Do this ::
Reproduce the items below with every occurrence of "sidebar-divider" changed to "sidebar-separator", leaving everything else unchanged.

****************

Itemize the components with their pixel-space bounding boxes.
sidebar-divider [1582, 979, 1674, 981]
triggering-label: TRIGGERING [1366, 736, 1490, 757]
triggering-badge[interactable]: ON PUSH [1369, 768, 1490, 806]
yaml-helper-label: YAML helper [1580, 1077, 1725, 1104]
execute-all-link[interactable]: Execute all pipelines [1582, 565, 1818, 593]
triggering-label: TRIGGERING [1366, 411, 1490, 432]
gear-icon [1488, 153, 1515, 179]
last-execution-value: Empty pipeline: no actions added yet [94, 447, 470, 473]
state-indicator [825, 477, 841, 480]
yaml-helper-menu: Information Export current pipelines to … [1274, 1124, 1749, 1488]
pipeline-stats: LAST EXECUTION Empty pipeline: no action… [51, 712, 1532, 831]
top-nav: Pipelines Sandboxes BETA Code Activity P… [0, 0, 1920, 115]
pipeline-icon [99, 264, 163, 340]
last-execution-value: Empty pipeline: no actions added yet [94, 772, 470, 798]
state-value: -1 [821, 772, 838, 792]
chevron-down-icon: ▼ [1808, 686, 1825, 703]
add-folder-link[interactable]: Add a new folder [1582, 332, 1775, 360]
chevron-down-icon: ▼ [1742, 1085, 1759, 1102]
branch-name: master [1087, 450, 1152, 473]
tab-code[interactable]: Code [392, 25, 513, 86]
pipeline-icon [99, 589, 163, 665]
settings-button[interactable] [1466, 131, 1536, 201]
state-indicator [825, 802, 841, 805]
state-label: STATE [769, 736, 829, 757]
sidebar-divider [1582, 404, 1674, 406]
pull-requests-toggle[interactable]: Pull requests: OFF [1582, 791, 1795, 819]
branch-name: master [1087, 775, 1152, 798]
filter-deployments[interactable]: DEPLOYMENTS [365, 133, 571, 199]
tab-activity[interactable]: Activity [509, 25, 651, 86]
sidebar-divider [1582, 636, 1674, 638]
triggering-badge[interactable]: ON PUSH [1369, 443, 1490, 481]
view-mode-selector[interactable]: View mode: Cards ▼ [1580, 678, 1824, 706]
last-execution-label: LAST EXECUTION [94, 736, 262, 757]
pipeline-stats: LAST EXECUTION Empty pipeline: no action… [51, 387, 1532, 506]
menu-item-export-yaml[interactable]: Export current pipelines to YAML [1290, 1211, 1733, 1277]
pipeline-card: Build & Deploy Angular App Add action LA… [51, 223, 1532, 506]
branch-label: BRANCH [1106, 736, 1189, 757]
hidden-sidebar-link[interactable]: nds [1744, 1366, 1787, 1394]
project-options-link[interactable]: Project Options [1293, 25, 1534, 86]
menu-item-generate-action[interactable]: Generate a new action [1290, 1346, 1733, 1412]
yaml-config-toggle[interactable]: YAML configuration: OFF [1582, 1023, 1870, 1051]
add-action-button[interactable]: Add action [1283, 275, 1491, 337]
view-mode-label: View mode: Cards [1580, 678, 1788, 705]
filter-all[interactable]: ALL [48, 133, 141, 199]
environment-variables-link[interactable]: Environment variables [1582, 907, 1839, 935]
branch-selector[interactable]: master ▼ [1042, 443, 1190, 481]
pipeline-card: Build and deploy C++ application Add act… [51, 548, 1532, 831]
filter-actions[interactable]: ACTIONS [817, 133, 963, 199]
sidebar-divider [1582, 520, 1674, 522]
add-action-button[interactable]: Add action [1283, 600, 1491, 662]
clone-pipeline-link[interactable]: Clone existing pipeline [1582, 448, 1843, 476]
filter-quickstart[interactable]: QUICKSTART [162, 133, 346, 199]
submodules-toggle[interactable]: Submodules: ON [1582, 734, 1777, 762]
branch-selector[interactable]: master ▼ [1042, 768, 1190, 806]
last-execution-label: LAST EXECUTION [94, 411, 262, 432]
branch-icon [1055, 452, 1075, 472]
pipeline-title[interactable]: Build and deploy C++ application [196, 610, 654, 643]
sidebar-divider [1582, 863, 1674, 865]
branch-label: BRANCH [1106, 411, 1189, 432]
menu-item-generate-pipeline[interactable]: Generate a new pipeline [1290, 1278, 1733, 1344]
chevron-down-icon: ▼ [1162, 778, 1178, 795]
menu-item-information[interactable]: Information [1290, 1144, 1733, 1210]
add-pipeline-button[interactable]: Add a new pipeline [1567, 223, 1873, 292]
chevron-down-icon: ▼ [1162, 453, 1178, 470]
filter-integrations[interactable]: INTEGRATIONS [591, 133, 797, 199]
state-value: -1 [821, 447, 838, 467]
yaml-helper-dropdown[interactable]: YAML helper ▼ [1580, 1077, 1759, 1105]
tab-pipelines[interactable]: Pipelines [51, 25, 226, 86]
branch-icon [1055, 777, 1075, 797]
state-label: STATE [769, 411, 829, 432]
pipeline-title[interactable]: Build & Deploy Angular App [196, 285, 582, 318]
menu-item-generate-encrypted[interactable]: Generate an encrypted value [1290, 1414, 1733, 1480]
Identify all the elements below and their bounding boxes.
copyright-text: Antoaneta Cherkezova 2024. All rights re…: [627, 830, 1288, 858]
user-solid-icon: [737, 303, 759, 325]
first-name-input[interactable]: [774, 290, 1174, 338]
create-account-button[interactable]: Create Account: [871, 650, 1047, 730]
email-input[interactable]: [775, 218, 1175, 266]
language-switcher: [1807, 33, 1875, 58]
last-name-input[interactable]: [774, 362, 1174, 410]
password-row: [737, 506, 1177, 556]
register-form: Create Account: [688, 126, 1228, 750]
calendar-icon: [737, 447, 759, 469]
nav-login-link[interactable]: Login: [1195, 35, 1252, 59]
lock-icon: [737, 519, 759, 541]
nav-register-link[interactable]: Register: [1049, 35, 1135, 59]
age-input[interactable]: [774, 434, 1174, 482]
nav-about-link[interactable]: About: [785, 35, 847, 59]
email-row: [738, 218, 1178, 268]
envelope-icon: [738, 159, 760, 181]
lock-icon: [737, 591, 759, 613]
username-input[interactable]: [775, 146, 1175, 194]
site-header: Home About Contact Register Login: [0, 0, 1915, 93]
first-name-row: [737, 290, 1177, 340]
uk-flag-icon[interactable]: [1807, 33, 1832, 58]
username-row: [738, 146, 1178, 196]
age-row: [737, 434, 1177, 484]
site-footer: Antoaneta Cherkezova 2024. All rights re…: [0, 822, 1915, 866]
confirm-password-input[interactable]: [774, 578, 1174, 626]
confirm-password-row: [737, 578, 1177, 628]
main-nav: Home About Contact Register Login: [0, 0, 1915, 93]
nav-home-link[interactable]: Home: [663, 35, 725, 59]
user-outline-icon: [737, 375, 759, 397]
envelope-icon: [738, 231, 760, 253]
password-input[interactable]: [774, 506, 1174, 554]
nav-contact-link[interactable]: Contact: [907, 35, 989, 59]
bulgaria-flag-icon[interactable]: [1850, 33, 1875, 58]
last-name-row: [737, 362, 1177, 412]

****************

Written answer ::
Itemize the components with their pixel-space bounding boxes.
sidebar-separator [1582, 979, 1674, 981]
triggering-label: TRIGGERING [1366, 736, 1490, 757]
triggering-badge[interactable]: ON PUSH [1369, 768, 1490, 806]
yaml-helper-label: YAML helper [1580, 1077, 1725, 1104]
execute-all-link[interactable]: Execute all pipelines [1582, 565, 1818, 593]
triggering-label: TRIGGERING [1366, 411, 1490, 432]
gear-icon [1488, 153, 1515, 179]
last-execution-value: Empty pipeline: no actions added yet [94, 447, 470, 473]
state-indicator [825, 477, 841, 480]
yaml-helper-menu: Information Export current pipelines to … [1274, 1124, 1749, 1488]
pipeline-stats: LAST EXECUTION Empty pipeline: no action… [51, 712, 1532, 831]
top-nav: Pipelines Sandboxes BETA Code Activity P… [0, 0, 1920, 115]
pipeline-icon [99, 264, 163, 340]
last-execution-value: Empty pipeline: no actions added yet [94, 772, 470, 798]
state-value: -1 [821, 772, 838, 792]
chevron-down-icon: ▼ [1808, 686, 1825, 703]
add-folder-link[interactable]: Add a new folder [1582, 332, 1775, 360]
chevron-down-icon: ▼ [1742, 1085, 1759, 1102]
branch-name: master [1087, 450, 1152, 473]
tab-code[interactable]: Code [392, 25, 513, 86]
pipeline-icon [99, 589, 163, 665]
settings-button[interactable] [1466, 131, 1536, 201]
state-indicator [825, 802, 841, 805]
state-label: STATE [769, 736, 829, 757]
sidebar-separator [1582, 404, 1674, 406]
pull-requests-toggle[interactable]: Pull requests: OFF [1582, 791, 1795, 819]
branch-name: master [1087, 775, 1152, 798]
filter-deployments[interactable]: DEPLOYMENTS [365, 133, 571, 199]
tab-activity[interactable]: Activity [509, 25, 651, 86]
sidebar-separator [1582, 636, 1674, 638]
triggering-badge[interactable]: ON PUSH [1369, 443, 1490, 481]
view-mode-selector[interactable]: View mode: Cards ▼ [1580, 678, 1824, 706]
last-execution-label: LAST EXECUTION [94, 736, 262, 757]
pipeline-stats: LAST EXECUTION Empty pipeline: no action… [51, 387, 1532, 506]
menu-item-export-yaml[interactable]: Export current pipelines to YAML [1290, 1211, 1733, 1277]
pipeline-card: Build & Deploy Angular App Add action LA… [51, 223, 1532, 506]
branch-label: BRANCH [1106, 736, 1189, 757]
hidden-sidebar-link[interactable]: nds [1744, 1366, 1787, 1394]
project-options-link[interactable]: Project Options [1293, 25, 1534, 86]
menu-item-generate-action[interactable]: Generate a new action [1290, 1346, 1733, 1412]
yaml-config-toggle[interactable]: YAML configuration: OFF [1582, 1023, 1870, 1051]
add-action-button[interactable]: Add action [1283, 275, 1491, 337]
view-mode-label: View mode: Cards [1580, 678, 1788, 705]
filter-all[interactable]: ALL [48, 133, 141, 199]
environment-variables-link[interactable]: Environment variables [1582, 907, 1839, 935]
branch-selector[interactable]: master ▼ [1042, 443, 1190, 481]
pipeline-card: Build and deploy C++ application Add act… [51, 548, 1532, 831]
filter-actions[interactable]: ACTIONS [817, 133, 963, 199]
sidebar-separator [1582, 520, 1674, 522]
add-action-button[interactable]: Add action [1283, 600, 1491, 662]
clone-pipeline-link[interactable]: Clone existing pipeline [1582, 448, 1843, 476]
filter-quickstart[interactable]: QUICKSTART [162, 133, 346, 199]
submodules-toggle[interactable]: Submodules: ON [1582, 734, 1777, 762]
branch-selector[interactable]: master ▼ [1042, 768, 1190, 806]
last-execution-label: LAST EXECUTION [94, 411, 262, 432]
branch-icon [1055, 452, 1075, 472]
pipeline-title[interactable]: Build and deploy C++ application [196, 610, 654, 643]
sidebar-separator [1582, 863, 1674, 865]
branch-label: BRANCH [1106, 411, 1189, 432]
menu-item-generate-pipeline[interactable]: Generate a new pipeline [1290, 1278, 1733, 1344]
chevron-down-icon: ▼ [1162, 778, 1178, 795]
menu-item-information[interactable]: Information [1290, 1144, 1733, 1210]
add-pipeline-button[interactable]: Add a new pipeline [1567, 223, 1873, 292]
chevron-down-icon: ▼ [1162, 453, 1178, 470]
filter-integrations[interactable]: INTEGRATIONS [591, 133, 797, 199]
state-value: -1 [821, 447, 838, 467]
yaml-helper-dropdown[interactable]: YAML helper ▼ [1580, 1077, 1759, 1105]
tab-pipelines[interactable]: Pipelines [51, 25, 226, 86]
branch-icon [1055, 777, 1075, 797]
state-label: STATE [769, 411, 829, 432]
pipeline-title[interactable]: Build & Deploy Angular App [196, 285, 582, 318]
menu-item-generate-encrypted[interactable]: Generate an encrypted value [1290, 1414, 1733, 1480]
Identify all the elements below and their bounding boxes.
copyright-text: Antoaneta Cherkezova 2024. All rights re…: [627, 830, 1288, 858]
user-solid-icon: [737, 303, 759, 325]
first-name-input[interactable]: [774, 290, 1174, 338]
create-account-button[interactable]: Create Account: [871, 650, 1047, 730]
email-input[interactable]: [775, 218, 1175, 266]
language-switcher: [1807, 33, 1875, 58]
last-name-input[interactable]: [774, 362, 1174, 410]
password-row: [737, 506, 1177, 556]
register-form: Create Account: [688, 126, 1228, 750]
calendar-icon: [737, 447, 759, 469]
nav-login-link[interactable]: Login: [1195, 35, 1252, 59]
lock-icon: [737, 519, 759, 541]
nav-register-link[interactable]: Register: [1049, 35, 1135, 59]
age-input[interactable]: [774, 434, 1174, 482]
nav-about-link[interactable]: About: [785, 35, 847, 59]
email-row: [738, 218, 1178, 268]
envelope-icon: [738, 159, 760, 181]
lock-icon: [737, 591, 759, 613]
username-input[interactable]: [775, 146, 1175, 194]
site-header: Home About Contact Register Login: [0, 0, 1915, 93]
first-name-row: [737, 290, 1177, 340]
uk-flag-icon[interactable]: [1807, 33, 1832, 58]
username-row: [738, 146, 1178, 196]
age-row: [737, 434, 1177, 484]
site-footer: Antoaneta Cherkezova 2024. All rights re…: [0, 822, 1915, 866]
confirm-password-input[interactable]: [774, 578, 1174, 626]
confirm-password-row: [737, 578, 1177, 628]
main-nav: Home About Contact Register Login: [0, 0, 1915, 93]
nav-home-link[interactable]: Home: [663, 35, 725, 59]
user-outline-icon: [737, 375, 759, 397]
envelope-icon: [738, 231, 760, 253]
password-input[interactable]: [774, 506, 1174, 554]
nav-contact-link[interactable]: Contact: [907, 35, 989, 59]
bulgaria-flag-icon[interactable]: [1850, 33, 1875, 58]
last-name-row: [737, 362, 1177, 412]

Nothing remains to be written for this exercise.